**WHAT THE TASK REQUIRES**
Retype all of the data below line for line, with every character unchanged.

**INPUT**
-=-=-=-=-
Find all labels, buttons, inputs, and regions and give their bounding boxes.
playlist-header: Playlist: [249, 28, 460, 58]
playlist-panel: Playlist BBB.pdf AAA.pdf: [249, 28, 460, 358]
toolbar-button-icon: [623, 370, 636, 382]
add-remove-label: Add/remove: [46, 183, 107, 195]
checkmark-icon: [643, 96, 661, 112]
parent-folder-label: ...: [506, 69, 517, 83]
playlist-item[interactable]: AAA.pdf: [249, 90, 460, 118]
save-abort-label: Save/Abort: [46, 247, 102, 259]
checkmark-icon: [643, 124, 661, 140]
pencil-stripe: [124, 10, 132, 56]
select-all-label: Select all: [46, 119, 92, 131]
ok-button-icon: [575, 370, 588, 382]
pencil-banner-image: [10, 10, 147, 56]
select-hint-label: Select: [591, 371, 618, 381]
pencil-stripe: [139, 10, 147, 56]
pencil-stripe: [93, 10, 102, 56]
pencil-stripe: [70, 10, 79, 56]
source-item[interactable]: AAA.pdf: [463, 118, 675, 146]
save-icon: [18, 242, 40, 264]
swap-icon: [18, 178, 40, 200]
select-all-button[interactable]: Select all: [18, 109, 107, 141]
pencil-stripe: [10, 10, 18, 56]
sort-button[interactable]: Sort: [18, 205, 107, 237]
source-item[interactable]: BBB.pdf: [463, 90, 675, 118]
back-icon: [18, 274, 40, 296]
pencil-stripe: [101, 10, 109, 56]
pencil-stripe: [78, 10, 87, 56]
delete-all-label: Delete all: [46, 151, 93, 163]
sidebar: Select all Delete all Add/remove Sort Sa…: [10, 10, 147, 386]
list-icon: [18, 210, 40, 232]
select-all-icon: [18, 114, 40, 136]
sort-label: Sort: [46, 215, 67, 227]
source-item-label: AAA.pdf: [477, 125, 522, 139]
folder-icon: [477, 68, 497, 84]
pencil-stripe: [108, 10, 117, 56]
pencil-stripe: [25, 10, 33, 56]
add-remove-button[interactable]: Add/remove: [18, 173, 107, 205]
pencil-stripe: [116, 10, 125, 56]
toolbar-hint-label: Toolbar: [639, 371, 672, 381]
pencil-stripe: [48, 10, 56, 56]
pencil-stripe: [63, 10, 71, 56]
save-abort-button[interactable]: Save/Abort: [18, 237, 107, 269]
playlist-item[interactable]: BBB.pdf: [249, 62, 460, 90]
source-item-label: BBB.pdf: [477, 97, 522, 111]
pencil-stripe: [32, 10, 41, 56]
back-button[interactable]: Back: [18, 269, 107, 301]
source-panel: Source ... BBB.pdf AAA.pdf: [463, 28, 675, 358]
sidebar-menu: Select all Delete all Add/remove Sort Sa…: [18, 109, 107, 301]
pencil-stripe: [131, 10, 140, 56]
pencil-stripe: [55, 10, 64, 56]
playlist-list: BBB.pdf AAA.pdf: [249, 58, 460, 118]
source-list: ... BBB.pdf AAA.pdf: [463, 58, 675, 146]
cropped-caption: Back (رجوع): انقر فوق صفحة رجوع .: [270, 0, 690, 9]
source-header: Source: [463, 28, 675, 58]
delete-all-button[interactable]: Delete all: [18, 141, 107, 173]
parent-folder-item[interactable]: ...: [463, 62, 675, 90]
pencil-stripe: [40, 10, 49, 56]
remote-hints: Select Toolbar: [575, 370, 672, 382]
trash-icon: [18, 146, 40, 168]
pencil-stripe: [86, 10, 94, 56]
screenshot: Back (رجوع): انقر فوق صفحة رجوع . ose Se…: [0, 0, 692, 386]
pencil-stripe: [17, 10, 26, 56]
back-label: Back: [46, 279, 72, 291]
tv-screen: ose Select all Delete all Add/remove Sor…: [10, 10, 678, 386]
-=-=-=-=-
**WRITTEN REPLY**
Find all labels, buttons, inputs, and regions and give their bounding boxes.
playlist-header: Playlist: [249, 28, 460, 58]
playlist-panel: Playlist BBB.pdf AAA.pdf: [249, 28, 460, 358]
toolbar-button-icon: [623, 370, 636, 382]
add-remove-label: Add/remove: [46, 183, 107, 195]
checkmark-icon: [643, 96, 661, 112]
parent-folder-label: ...: [506, 69, 517, 83]
playlist-item[interactable]: AAA.pdf: [249, 90, 460, 118]
save-abort-label: Save/Abort: [46, 247, 102, 259]
checkmark-icon: [643, 124, 661, 140]
pencil-stripe: [124, 10, 132, 56]
select-all-label: Select all: [46, 119, 92, 131]
ok-button-icon: [575, 370, 588, 382]
pencil-banner-image: [10, 10, 147, 56]
select-hint-label: Select: [591, 371, 618, 381]
pencil-stripe: [139, 10, 147, 56]
pencil-stripe: [93, 10, 102, 56]
pencil-stripe: [70, 10, 79, 56]
source-item[interactable]: AAA.pdf: [463, 118, 675, 146]
save-icon: [18, 242, 40, 264]
swap-icon: [18, 178, 40, 200]
select-all-button[interactable]: Select all: [18, 109, 107, 141]
pencil-stripe: [10, 10, 18, 56]
sort-button[interactable]: Sort: [18, 205, 107, 237]
source-item[interactable]: BBB.pdf: [463, 90, 675, 118]
back-icon: [18, 274, 40, 296]
pencil-stripe: [101, 10, 109, 56]
pencil-stripe: [78, 10, 87, 56]
delete-all-label: Delete all: [46, 151, 93, 163]
sidebar: Select all Delete all Add/remove Sort Sa…: [10, 10, 147, 386]
list-icon: [18, 210, 40, 232]
select-all-icon: [18, 114, 40, 136]
sort-label: Sort: [46, 215, 67, 227]
source-item-label: AAA.pdf: [477, 125, 522, 139]
folder-icon: [477, 68, 497, 84]
pencil-stripe: [108, 10, 117, 56]
pencil-stripe: [25, 10, 33, 56]
add-remove-button[interactable]: Add/remove: [18, 173, 107, 205]
pencil-stripe: [116, 10, 125, 56]
toolbar-hint-label: Toolbar: [639, 371, 672, 381]
pencil-stripe: [48, 10, 56, 56]
pencil-stripe: [63, 10, 71, 56]
save-abort-button[interactable]: Save/Abort: [18, 237, 107, 269]
playlist-item[interactable]: BBB.pdf: [249, 62, 460, 90]
source-item-label: BBB.pdf: [477, 97, 522, 111]
pencil-stripe: [32, 10, 41, 56]
back-button[interactable]: Back: [18, 269, 107, 301]
source-panel: Source ... BBB.pdf AAA.pdf: [463, 28, 675, 358]
sidebar-menu: Select all Delete all Add/remove Sort Sa…: [18, 109, 107, 301]
pencil-stripe: [131, 10, 140, 56]
pencil-stripe: [55, 10, 64, 56]
playlist-list: BBB.pdf AAA.pdf: [249, 58, 460, 118]
source-list: ... BBB.pdf AAA.pdf: [463, 58, 675, 146]
cropped-caption: Back (رجوع): انقر فوق صفحة رجوع .: [270, 0, 690, 9]
source-header: Source: [463, 28, 675, 58]
delete-all-button[interactable]: Delete all: [18, 141, 107, 173]
parent-folder-item[interactable]: ...: [463, 62, 675, 90]
pencil-stripe: [40, 10, 49, 56]
remote-hints: Select Toolbar: [575, 370, 672, 382]
trash-icon: [18, 146, 40, 168]
pencil-stripe: [86, 10, 94, 56]
screenshot: Back (رجوع): انقر فوق صفحة رجوع . ose Se…: [0, 0, 692, 386]
pencil-stripe: [17, 10, 26, 56]
back-label: Back: [46, 279, 72, 291]
tv-screen: ose Select all Delete all Add/remove Sor…: [10, 10, 678, 386]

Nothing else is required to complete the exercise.